Could you extract every entry below and reproduce it exactly?

(Dataset records)

════════

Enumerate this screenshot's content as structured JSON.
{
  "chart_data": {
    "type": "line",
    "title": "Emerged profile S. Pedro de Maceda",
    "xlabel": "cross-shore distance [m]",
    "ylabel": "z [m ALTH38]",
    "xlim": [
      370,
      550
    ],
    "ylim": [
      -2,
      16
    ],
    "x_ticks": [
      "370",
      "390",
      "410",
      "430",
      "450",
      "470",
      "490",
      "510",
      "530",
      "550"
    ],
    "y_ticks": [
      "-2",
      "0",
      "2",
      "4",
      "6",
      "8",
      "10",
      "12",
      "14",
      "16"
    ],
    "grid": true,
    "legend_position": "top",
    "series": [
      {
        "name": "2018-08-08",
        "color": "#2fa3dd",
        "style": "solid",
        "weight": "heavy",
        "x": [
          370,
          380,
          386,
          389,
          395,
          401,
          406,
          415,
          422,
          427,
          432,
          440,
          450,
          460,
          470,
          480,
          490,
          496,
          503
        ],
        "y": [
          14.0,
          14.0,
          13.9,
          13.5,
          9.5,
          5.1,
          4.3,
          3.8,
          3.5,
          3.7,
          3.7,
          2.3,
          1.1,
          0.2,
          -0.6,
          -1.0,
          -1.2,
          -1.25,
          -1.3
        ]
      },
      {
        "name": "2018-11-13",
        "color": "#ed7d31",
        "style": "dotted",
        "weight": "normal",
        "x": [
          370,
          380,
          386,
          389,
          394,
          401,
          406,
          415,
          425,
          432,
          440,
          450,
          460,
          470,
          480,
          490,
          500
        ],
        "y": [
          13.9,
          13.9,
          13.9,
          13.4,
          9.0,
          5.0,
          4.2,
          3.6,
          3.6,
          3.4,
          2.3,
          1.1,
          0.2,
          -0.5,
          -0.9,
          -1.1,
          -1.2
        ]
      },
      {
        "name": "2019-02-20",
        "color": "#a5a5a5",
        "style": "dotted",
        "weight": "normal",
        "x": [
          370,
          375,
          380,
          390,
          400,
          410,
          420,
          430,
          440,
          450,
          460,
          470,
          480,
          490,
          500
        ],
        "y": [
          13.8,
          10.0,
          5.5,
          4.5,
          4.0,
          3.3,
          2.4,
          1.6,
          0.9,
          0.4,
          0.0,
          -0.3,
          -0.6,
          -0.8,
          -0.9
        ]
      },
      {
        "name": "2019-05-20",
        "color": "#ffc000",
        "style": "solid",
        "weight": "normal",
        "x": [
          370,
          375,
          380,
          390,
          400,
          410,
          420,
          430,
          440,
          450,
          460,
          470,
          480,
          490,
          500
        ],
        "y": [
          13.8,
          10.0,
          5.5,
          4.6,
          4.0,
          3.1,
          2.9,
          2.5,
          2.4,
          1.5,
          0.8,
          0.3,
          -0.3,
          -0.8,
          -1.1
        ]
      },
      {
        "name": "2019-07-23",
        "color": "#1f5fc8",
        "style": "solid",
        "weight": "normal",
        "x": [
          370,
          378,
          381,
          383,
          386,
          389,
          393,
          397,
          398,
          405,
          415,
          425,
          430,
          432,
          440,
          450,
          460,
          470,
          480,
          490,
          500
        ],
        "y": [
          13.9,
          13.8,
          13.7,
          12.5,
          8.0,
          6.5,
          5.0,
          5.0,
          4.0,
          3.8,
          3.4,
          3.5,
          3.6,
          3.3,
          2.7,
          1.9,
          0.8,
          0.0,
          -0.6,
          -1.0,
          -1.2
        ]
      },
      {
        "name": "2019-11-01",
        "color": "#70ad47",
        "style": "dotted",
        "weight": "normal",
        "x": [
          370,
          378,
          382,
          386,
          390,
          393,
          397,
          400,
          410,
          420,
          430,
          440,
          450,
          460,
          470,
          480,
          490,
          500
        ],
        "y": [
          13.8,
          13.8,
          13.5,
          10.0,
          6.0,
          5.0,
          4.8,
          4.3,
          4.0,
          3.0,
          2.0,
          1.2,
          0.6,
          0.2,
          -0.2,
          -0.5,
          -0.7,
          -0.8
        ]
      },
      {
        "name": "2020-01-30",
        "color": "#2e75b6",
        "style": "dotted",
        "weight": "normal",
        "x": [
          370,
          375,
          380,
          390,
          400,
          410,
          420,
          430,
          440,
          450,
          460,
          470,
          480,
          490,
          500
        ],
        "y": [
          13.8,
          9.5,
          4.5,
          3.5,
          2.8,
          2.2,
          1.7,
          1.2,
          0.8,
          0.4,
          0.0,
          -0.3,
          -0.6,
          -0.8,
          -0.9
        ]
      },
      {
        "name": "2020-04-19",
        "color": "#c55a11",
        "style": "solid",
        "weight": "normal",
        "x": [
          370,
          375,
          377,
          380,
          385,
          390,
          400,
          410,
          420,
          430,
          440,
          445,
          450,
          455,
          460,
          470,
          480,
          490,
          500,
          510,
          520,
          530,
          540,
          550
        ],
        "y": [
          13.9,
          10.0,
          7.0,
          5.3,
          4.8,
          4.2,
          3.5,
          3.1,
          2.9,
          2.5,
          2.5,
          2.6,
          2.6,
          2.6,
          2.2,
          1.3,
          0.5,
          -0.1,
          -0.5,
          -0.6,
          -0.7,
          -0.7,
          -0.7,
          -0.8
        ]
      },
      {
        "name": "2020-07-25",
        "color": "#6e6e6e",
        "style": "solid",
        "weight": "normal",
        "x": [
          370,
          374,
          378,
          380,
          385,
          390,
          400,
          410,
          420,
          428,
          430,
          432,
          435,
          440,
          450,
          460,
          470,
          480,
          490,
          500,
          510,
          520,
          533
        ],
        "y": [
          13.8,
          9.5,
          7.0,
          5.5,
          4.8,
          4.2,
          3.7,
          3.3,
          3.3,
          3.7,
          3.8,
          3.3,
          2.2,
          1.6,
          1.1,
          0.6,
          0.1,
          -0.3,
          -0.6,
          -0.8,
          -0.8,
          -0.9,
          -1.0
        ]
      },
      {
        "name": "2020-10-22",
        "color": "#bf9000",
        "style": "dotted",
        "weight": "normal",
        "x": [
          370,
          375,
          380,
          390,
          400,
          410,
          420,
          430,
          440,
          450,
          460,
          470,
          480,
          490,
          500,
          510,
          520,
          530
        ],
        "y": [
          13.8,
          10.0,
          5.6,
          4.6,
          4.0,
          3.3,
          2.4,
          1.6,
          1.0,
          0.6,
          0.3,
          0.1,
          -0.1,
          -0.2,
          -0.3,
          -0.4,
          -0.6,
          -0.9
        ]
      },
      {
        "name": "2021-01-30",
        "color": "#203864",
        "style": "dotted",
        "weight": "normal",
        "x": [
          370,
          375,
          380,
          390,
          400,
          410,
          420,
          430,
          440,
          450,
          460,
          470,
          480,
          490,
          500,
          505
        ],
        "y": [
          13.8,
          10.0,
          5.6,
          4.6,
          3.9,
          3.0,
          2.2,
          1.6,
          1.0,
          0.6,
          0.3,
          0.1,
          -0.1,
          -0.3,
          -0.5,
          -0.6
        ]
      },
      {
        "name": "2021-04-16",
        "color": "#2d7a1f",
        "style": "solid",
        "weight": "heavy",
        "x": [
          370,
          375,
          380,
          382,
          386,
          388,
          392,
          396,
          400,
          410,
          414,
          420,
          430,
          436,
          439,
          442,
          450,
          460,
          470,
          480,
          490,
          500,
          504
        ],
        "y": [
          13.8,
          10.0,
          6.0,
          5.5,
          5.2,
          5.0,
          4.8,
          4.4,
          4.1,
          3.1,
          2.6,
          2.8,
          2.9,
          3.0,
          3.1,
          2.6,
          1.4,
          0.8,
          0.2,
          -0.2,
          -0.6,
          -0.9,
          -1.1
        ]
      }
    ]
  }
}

════════

* **Task result**:
Enumerate this screenshot's content as structured JSON.
{
  "chart_data": {
    "type": "line",
    "title": "Emerged profile S. Pedro de Maceda",
    "xlabel": "cross-shore distance [m]",
    "ylabel": "z [m ALTH38]",
    "xlim": [
      370,
      550
    ],
    "ylim": [
      -2,
      16
    ],
    "x_ticks": [
      "370",
      "390",
      "410",
      "430",
      "450",
      "470",
      "490",
      "510",
      "530",
      "550"
    ],
    "y_ticks": [
      "-2",
      "0",
      "2",
      "4",
      "6",
      "8",
      "10",
      "12",
      "14",
      "16"
    ],
    "grid": true,
    "legend_position": "top",
    "series": [
      {
        "name": "2018-08-08",
        "color": "#2fa3dd",
        "style": "solid",
        "weight": "heavy",
        "x": [
          370,
          380,
          386,
          389,
          395,
          401,
          406,
          415,
          422,
          427,
          432,
          440,
          450,
          460,
          470,
          480,
          490,
          496,
          503
        ],
        "y": [
          14.0,
          14.0,
          13.9,
          13.5,
          9.5,
          5.1,
          4.3,
          3.8,
          3.5,
          3.7,
          3.7,
          2.3,
          1.1,
          0.2,
          -0.6,
          -1.0,
          -1.2,
          -1.25,
          -1.3
        ]
      },
      {
        "name": "2018-11-13",
        "color": "#ed7d31",
        "style": "dotted",
        "weight": "normal",
        "x": [
          370,
          380,
          386,
          389,
          394,
          401,
          406,
          415,
          425,
          432,
          440,
          450,
          460,
          470,
          480,
          490,
          500
        ],
        "y": [
          13.9,
          13.9,
          13.9,
          13.4,
          9.0,
          5.0,
          4.2,
          3.6,
          3.6,
          3.4,
          2.3,
          1.1,
          0.2,
          -0.5,
          -0.9,
          -1.1,
          -1.2
        ]
      },
      {
        "name": "2019-02-20",
        "color": "#a5a5a5",
        "style": "dotted",
        "weight": "normal",
        "x": [
          370,
          375,
          380,
          390,
          400,
          410,
          420,
          430,
          440,
          450,
          460,
          470,
          480,
          490,
          500
        ],
        "y": [
          13.8,
          10.0,
          5.5,
          4.5,
          4.0,
          3.3,
          2.4,
          1.6,
          0.9,
          0.4,
          0.0,
          -0.3,
          -0.6,
          -0.8,
          -0.9
        ]
      },
      {
        "name": "2019-05-20",
        "color": "#ffc000",
        "style": "solid",
        "weight": "normal",
        "x": [
          370,
          375,
          380,
          390,
          400,
          410,
          420,
          430,
          440,
          450,
          460,
          470,
          480,
          490,
          500
        ],
        "y": [
          13.8,
          10.0,
          5.5,
          4.6,
          4.0,
          3.1,
          2.9,
          2.5,
          2.4,
          1.5,
          0.8,
          0.3,
          -0.3,
          -0.8,
          -1.1
        ]
      },
      {
        "name": "2019-07-23",
        "color": "#1f5fc8",
        "style": "solid",
        "weight": "normal",
        "x": [
          370,
          378,
          381,
          383,
          386,
          389,
          393,
          397,
          398,
          405,
          415,
          425,
          430,
          432,
          440,
          450,
          460,
          470,
          480,
          490,
          500
        ],
        "y": [
          13.9,
          13.8,
          13.7,
          12.5,
          8.0,
          6.5,
          5.0,
          5.0,
          4.0,
          3.8,
          3.4,
          3.5,
          3.6,
          3.3,
          2.7,
          1.9,
          0.8,
          0.0,
          -0.6,
          -1.0,
          -1.2
        ]
      },
      {
        "name": "2019-11-01",
        "color": "#70ad47",
        "style": "dotted",
        "weight": "normal",
        "x": [
          370,
          378,
          382,
          386,
          390,
          393,
          397,
          400,
          410,
          420,
          430,
          440,
          450,
          460,
          470,
          480,
          490,
          500
        ],
        "y": [
          13.8,
          13.8,
          13.5,
          10.0,
          6.0,
          5.0,
          4.8,
          4.3,
          4.0,
          3.0,
          2.0,
          1.2,
          0.6,
          0.2,
          -0.2,
          -0.5,
          -0.7,
          -0.8
        ]
      },
      {
        "name": "2020-01-30",
        "color": "#2e75b6",
        "style": "dotted",
        "weight": "normal",
        "x": [
          370,
          375,
          380,
          390,
          400,
          410,
          420,
          430,
          440,
          450,
          460,
          470,
          480,
          490,
          500
        ],
        "y": [
          13.8,
          9.5,
          4.5,
          3.5,
          2.8,
          2.2,
          1.7,
          1.2,
          0.8,
          0.4,
          0.0,
          -0.3,
          -0.6,
          -0.8,
          -0.9
        ]
      },
      {
        "name": "2020-04-19",
        "color": "#c55a11",
        "style": "solid",
        "weight": "normal",
        "x": [
          370,
          375,
          377,
          380,
          385,
          390,
          400,
          410,
          420,
          430,
          440,
          445,
          450,
          455,
          460,
          470,
          480,
          490,
          500,
          510,
          520,
          530,
          540,
          550
        ],
        "y": [
          13.9,
          10.0,
          7.0,
          5.3,
          4.8,
          4.2,
          3.5,
          3.1,
          2.9,
          2.5,
          2.5,
          2.6,
          2.6,
          2.6,
          2.2,
          1.3,
          0.5,
          -0.1,
          -0.5,
          -0.6,
          -0.7,
          -0.7,
          -0.7,
          -0.8
        ]
      },
      {
        "name": "2020-07-25",
        "color": "#6e6e6e",
        "style": "solid",
        "weight": "normal",
        "x": [
          370,
          374,
          378,
          380,
          385,
          390,
          400,
          410,
          420,
          428,
          430,
          432,
          435,
          440,
          450,
          460,
          470,
          480,
          490,
          500,
          510,
          520,
          533
        ],
        "y": [
          13.8,
          9.5,
          7.0,
          5.5,
          4.8,
          4.2,
          3.7,
          3.3,
          3.3,
          3.7,
          3.8,
          3.3,
          2.2,
          1.6,
          1.1,
          0.6,
          0.1,
          -0.3,
          -0.6,
          -0.8,
          -0.8,
          -0.9,
          -1.0
        ]
      },
      {
        "name": "2020-10-22",
        "color": "#bf9000",
        "style": "dotted",
        "weight": "normal",
        "x": [
          370,
          375,
          380,
          390,
          400,
          410,
          420,
          430,
          440,
          450,
          460,
          470,
          480,
          490,
          500,
          510,
          520,
          530
        ],
        "y": [
          13.8,
          10.0,
          5.6,
          4.6,
          4.0,
          3.3,
          2.4,
          1.6,
          1.0,
          0.6,
          0.3,
          0.1,
          -0.1,
          -0.2,
          -0.3,
          -0.4,
          -0.6,
          -0.9
        ]
      },
      {
        "name": "2021-01-30",
        "color": "#203864",
        "style": "dotted",
        "weight": "normal",
        "x": [
          370,
          375,
          380,
          390,
          400,
          410,
          420,
          430,
          440,
          450,
          460,
          470,
          480,
          490,
          500,
          505
        ],
        "y": [
          13.8,
          10.0,
          5.6,
          4.6,
          3.9,
          3.0,
          2.2,
          1.6,
          1.0,
          0.6,
          0.3,
          0.1,
          -0.1,
          -0.3,
          -0.5,
          -0.6
        ]
      },
      {
        "name": "2021-04-16",
        "color": "#2d7a1f",
        "style": "solid",
        "weight": "heavy",
        "x": [
          370,
          375,
          380,
          382,
          386,
          388,
          392,
          396,
          400,
          410,
          414,
          420,
          430,
          436,
          439,
          442,
          450,
          460,
          470,
          480,
          490,
          500,
          504
        ],
        "y": [
          13.8,
          10.0,
          6.0,
          5.5,
          5.2,
          5.0,
          4.8,
          4.4,
          4.1,
          3.1,
          2.6,
          2.8,
          2.9,
          3.0,
          3.1,
          2.6,
          1.4,
          0.8,
          0.2,
          -0.2,
          -0.6,
          -0.9,
          -1.1
        ]
      }
    ]
  }
}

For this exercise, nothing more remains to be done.